[start of EXCERPTED RECORDS]

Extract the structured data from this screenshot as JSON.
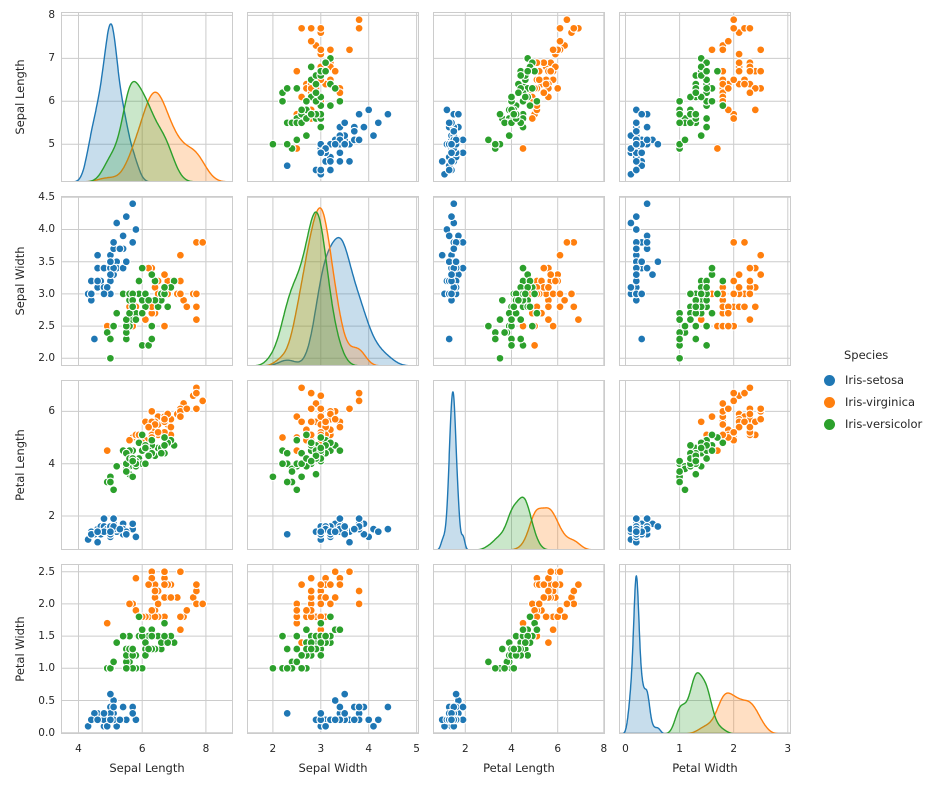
{
  "chart_data": {
    "type": "scatter",
    "subtype": "pairplot-scatter-matrix",
    "title": "",
    "diagonal": "kde",
    "grid": true,
    "grid_color": "#cccccc",
    "text_color": "#262626",
    "background_color": "#ffffff",
    "variables": [
      "Sepal Length",
      "Sepal Width",
      "Petal Length",
      "Petal Width"
    ],
    "col_lims": [
      [
        3.45,
        8.85
      ],
      [
        1.46,
        5.05
      ],
      [
        0.6,
        8.05
      ],
      [
        -0.12,
        3.06
      ]
    ],
    "row_lims": [
      [
        4.12,
        8.08
      ],
      [
        1.88,
        4.52
      ],
      [
        0.7,
        7.2
      ],
      [
        -0.02,
        2.62
      ]
    ],
    "col_ticks": [
      [
        4,
        6,
        8
      ],
      [
        2,
        3,
        4,
        5
      ],
      [
        2,
        4,
        6,
        8
      ],
      [
        0,
        1,
        2,
        3
      ]
    ],
    "row_ticks": [
      [
        5,
        6,
        7,
        8
      ],
      [
        2.0,
        2.5,
        3.0,
        3.5,
        4.0,
        4.5
      ],
      [
        2,
        4,
        6
      ],
      [
        0.0,
        0.5,
        1.0,
        1.5,
        2.0,
        2.5
      ]
    ],
    "col_tick_labels": [
      [
        "4",
        "6",
        "8"
      ],
      [
        "2",
        "3",
        "4",
        "5"
      ],
      [
        "2",
        "4",
        "6",
        "8"
      ],
      [
        "0",
        "1",
        "2",
        "3"
      ]
    ],
    "row_tick_labels": [
      [
        "5",
        "6",
        "7",
        "8"
      ],
      [
        "2.0",
        "2.5",
        "3.0",
        "3.5",
        "4.0",
        "4.5"
      ],
      [
        "2",
        "4",
        "6"
      ],
      [
        "0.0",
        "0.5",
        "1.0",
        "1.5",
        "2.0",
        "2.5"
      ]
    ],
    "legend_title": "Species",
    "legend_position": "right",
    "series": [
      {
        "name": "Iris-setosa",
        "color": "#1f77b4",
        "points": [
          [
            5.1,
            3.5,
            1.4,
            0.2
          ],
          [
            4.9,
            3.0,
            1.4,
            0.2
          ],
          [
            4.7,
            3.2,
            1.3,
            0.2
          ],
          [
            4.6,
            3.1,
            1.5,
            0.2
          ],
          [
            5.0,
            3.6,
            1.4,
            0.2
          ],
          [
            5.4,
            3.9,
            1.7,
            0.4
          ],
          [
            4.6,
            3.4,
            1.4,
            0.3
          ],
          [
            5.0,
            3.4,
            1.5,
            0.2
          ],
          [
            4.4,
            2.9,
            1.4,
            0.2
          ],
          [
            4.9,
            3.1,
            1.5,
            0.1
          ],
          [
            5.4,
            3.7,
            1.5,
            0.2
          ],
          [
            4.8,
            3.4,
            1.6,
            0.2
          ],
          [
            4.8,
            3.0,
            1.4,
            0.1
          ],
          [
            4.3,
            3.0,
            1.1,
            0.1
          ],
          [
            5.8,
            4.0,
            1.2,
            0.2
          ],
          [
            5.7,
            4.4,
            1.5,
            0.4
          ],
          [
            5.4,
            3.9,
            1.3,
            0.4
          ],
          [
            5.1,
            3.5,
            1.4,
            0.3
          ],
          [
            5.7,
            3.8,
            1.7,
            0.3
          ],
          [
            5.1,
            3.8,
            1.5,
            0.3
          ],
          [
            5.4,
            3.4,
            1.7,
            0.2
          ],
          [
            5.1,
            3.7,
            1.5,
            0.4
          ],
          [
            4.6,
            3.6,
            1.0,
            0.2
          ],
          [
            5.1,
            3.3,
            1.7,
            0.5
          ],
          [
            4.8,
            3.4,
            1.9,
            0.2
          ],
          [
            5.0,
            3.0,
            1.6,
            0.2
          ],
          [
            5.0,
            3.4,
            1.6,
            0.4
          ],
          [
            5.2,
            3.5,
            1.5,
            0.2
          ],
          [
            5.2,
            3.4,
            1.4,
            0.2
          ],
          [
            4.7,
            3.2,
            1.6,
            0.2
          ],
          [
            4.8,
            3.1,
            1.6,
            0.2
          ],
          [
            5.4,
            3.4,
            1.5,
            0.4
          ],
          [
            5.2,
            4.1,
            1.5,
            0.1
          ],
          [
            5.5,
            4.2,
            1.4,
            0.2
          ],
          [
            4.9,
            3.1,
            1.5,
            0.1
          ],
          [
            5.0,
            3.2,
            1.2,
            0.2
          ],
          [
            5.5,
            3.5,
            1.3,
            0.2
          ],
          [
            4.9,
            3.1,
            1.5,
            0.1
          ],
          [
            4.4,
            3.0,
            1.3,
            0.2
          ],
          [
            5.1,
            3.4,
            1.5,
            0.2
          ],
          [
            5.0,
            3.5,
            1.3,
            0.3
          ],
          [
            4.5,
            2.3,
            1.3,
            0.3
          ],
          [
            4.4,
            3.2,
            1.3,
            0.2
          ],
          [
            5.0,
            3.5,
            1.6,
            0.6
          ],
          [
            5.1,
            3.8,
            1.9,
            0.4
          ],
          [
            4.8,
            3.0,
            1.4,
            0.3
          ],
          [
            5.1,
            3.8,
            1.6,
            0.2
          ],
          [
            4.6,
            3.2,
            1.4,
            0.2
          ],
          [
            5.3,
            3.7,
            1.5,
            0.2
          ],
          [
            5.0,
            3.3,
            1.4,
            0.2
          ]
        ]
      },
      {
        "name": "Iris-virginica",
        "color": "#ff7f0e",
        "points": [
          [
            6.3,
            3.3,
            6.0,
            2.5
          ],
          [
            5.8,
            2.7,
            5.1,
            1.9
          ],
          [
            7.1,
            3.0,
            5.9,
            2.1
          ],
          [
            6.3,
            2.9,
            5.6,
            1.8
          ],
          [
            6.5,
            3.0,
            5.8,
            2.2
          ],
          [
            7.6,
            3.0,
            6.6,
            2.1
          ],
          [
            4.9,
            2.5,
            4.5,
            1.7
          ],
          [
            7.3,
            2.9,
            6.3,
            1.8
          ],
          [
            6.7,
            2.5,
            5.8,
            1.8
          ],
          [
            7.2,
            3.6,
            6.1,
            2.5
          ],
          [
            6.5,
            3.2,
            5.1,
            2.0
          ],
          [
            6.4,
            2.7,
            5.3,
            1.9
          ],
          [
            6.8,
            3.0,
            5.5,
            2.1
          ],
          [
            5.7,
            2.5,
            5.0,
            2.0
          ],
          [
            5.8,
            2.8,
            5.1,
            2.4
          ],
          [
            6.4,
            3.2,
            5.3,
            2.3
          ],
          [
            6.5,
            3.0,
            5.5,
            1.8
          ],
          [
            7.7,
            3.8,
            6.7,
            2.2
          ],
          [
            7.7,
            2.6,
            6.9,
            2.3
          ],
          [
            6.0,
            2.2,
            5.0,
            1.5
          ],
          [
            6.9,
            3.2,
            5.7,
            2.3
          ],
          [
            5.6,
            2.8,
            4.9,
            2.0
          ],
          [
            7.7,
            2.8,
            6.7,
            2.0
          ],
          [
            6.3,
            2.7,
            4.9,
            1.8
          ],
          [
            6.7,
            3.3,
            5.7,
            2.1
          ],
          [
            7.2,
            3.2,
            6.0,
            1.8
          ],
          [
            6.2,
            2.8,
            4.8,
            1.8
          ],
          [
            6.1,
            3.0,
            4.9,
            1.8
          ],
          [
            6.4,
            2.8,
            5.6,
            2.1
          ],
          [
            7.2,
            3.0,
            5.8,
            1.6
          ],
          [
            7.4,
            2.8,
            6.1,
            1.9
          ],
          [
            7.9,
            3.8,
            6.4,
            2.0
          ],
          [
            6.4,
            2.8,
            5.6,
            2.2
          ],
          [
            6.3,
            2.8,
            5.1,
            1.5
          ],
          [
            6.1,
            2.6,
            5.6,
            1.4
          ],
          [
            7.7,
            3.0,
            6.1,
            2.3
          ],
          [
            6.3,
            3.4,
            5.6,
            2.4
          ],
          [
            6.4,
            3.1,
            5.5,
            1.8
          ],
          [
            6.0,
            3.0,
            4.8,
            1.8
          ],
          [
            6.9,
            3.1,
            5.4,
            2.1
          ],
          [
            6.7,
            3.1,
            5.6,
            2.4
          ],
          [
            6.9,
            3.1,
            5.1,
            2.3
          ],
          [
            5.8,
            2.7,
            5.1,
            1.9
          ],
          [
            6.8,
            3.2,
            5.9,
            2.3
          ],
          [
            6.7,
            3.3,
            5.7,
            2.5
          ],
          [
            6.7,
            3.0,
            5.2,
            2.3
          ],
          [
            6.3,
            2.5,
            5.0,
            1.9
          ],
          [
            6.5,
            3.0,
            5.2,
            2.0
          ],
          [
            6.2,
            3.4,
            5.4,
            2.3
          ],
          [
            5.9,
            3.0,
            5.1,
            1.8
          ]
        ]
      },
      {
        "name": "Iris-versicolor",
        "color": "#2ca02c",
        "points": [
          [
            7.0,
            3.2,
            4.7,
            1.4
          ],
          [
            6.4,
            3.2,
            4.5,
            1.5
          ],
          [
            6.9,
            3.1,
            4.9,
            1.5
          ],
          [
            5.5,
            2.3,
            4.0,
            1.3
          ],
          [
            6.5,
            2.8,
            4.6,
            1.5
          ],
          [
            5.7,
            2.8,
            4.5,
            1.3
          ],
          [
            6.3,
            3.3,
            4.7,
            1.6
          ],
          [
            4.9,
            2.4,
            3.3,
            1.0
          ],
          [
            6.6,
            2.9,
            4.6,
            1.3
          ],
          [
            5.2,
            2.7,
            3.9,
            1.4
          ],
          [
            5.0,
            2.0,
            3.5,
            1.0
          ],
          [
            5.9,
            3.0,
            4.2,
            1.5
          ],
          [
            6.0,
            2.2,
            4.0,
            1.0
          ],
          [
            6.1,
            2.9,
            4.7,
            1.4
          ],
          [
            5.6,
            2.9,
            3.6,
            1.3
          ],
          [
            6.7,
            3.1,
            4.4,
            1.4
          ],
          [
            5.6,
            3.0,
            4.5,
            1.5
          ],
          [
            5.8,
            2.7,
            4.1,
            1.0
          ],
          [
            6.2,
            2.2,
            4.5,
            1.5
          ],
          [
            5.6,
            2.5,
            3.9,
            1.1
          ],
          [
            5.9,
            3.2,
            4.8,
            1.8
          ],
          [
            6.1,
            2.8,
            4.0,
            1.3
          ],
          [
            6.3,
            2.5,
            4.9,
            1.5
          ],
          [
            6.1,
            2.8,
            4.7,
            1.2
          ],
          [
            6.4,
            2.9,
            4.3,
            1.3
          ],
          [
            6.6,
            3.0,
            4.4,
            1.4
          ],
          [
            6.8,
            2.8,
            4.8,
            1.4
          ],
          [
            6.7,
            3.0,
            5.0,
            1.7
          ],
          [
            6.0,
            2.9,
            4.5,
            1.5
          ],
          [
            5.7,
            2.6,
            3.5,
            1.0
          ],
          [
            5.5,
            2.4,
            3.8,
            1.1
          ],
          [
            5.5,
            2.4,
            3.7,
            1.0
          ],
          [
            5.8,
            2.7,
            3.9,
            1.2
          ],
          [
            6.0,
            2.7,
            5.1,
            1.6
          ],
          [
            5.4,
            3.0,
            4.5,
            1.5
          ],
          [
            6.0,
            3.4,
            4.5,
            1.6
          ],
          [
            6.7,
            3.1,
            4.7,
            1.5
          ],
          [
            6.3,
            2.3,
            4.4,
            1.3
          ],
          [
            5.6,
            3.0,
            4.1,
            1.3
          ],
          [
            5.5,
            2.5,
            4.0,
            1.3
          ],
          [
            5.5,
            2.6,
            4.4,
            1.2
          ],
          [
            6.1,
            3.0,
            4.6,
            1.4
          ],
          [
            5.8,
            2.6,
            4.0,
            1.2
          ],
          [
            5.0,
            2.3,
            3.3,
            1.0
          ],
          [
            5.6,
            2.7,
            4.2,
            1.3
          ],
          [
            5.7,
            3.0,
            4.2,
            1.2
          ],
          [
            5.7,
            2.9,
            4.2,
            1.3
          ],
          [
            6.2,
            2.9,
            4.3,
            1.3
          ],
          [
            5.1,
            2.5,
            3.0,
            1.1
          ],
          [
            5.7,
            2.8,
            4.1,
            1.3
          ]
        ]
      }
    ]
  }
}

[end of EXCERPTED RECORDS]

From the listing above, collect every line that mentions the word "Iris".

= ANSWER IN FULL =
        "name": "Iris-setosa",
        "name": "Iris-virginica",
        "name": "Iris-versicolor",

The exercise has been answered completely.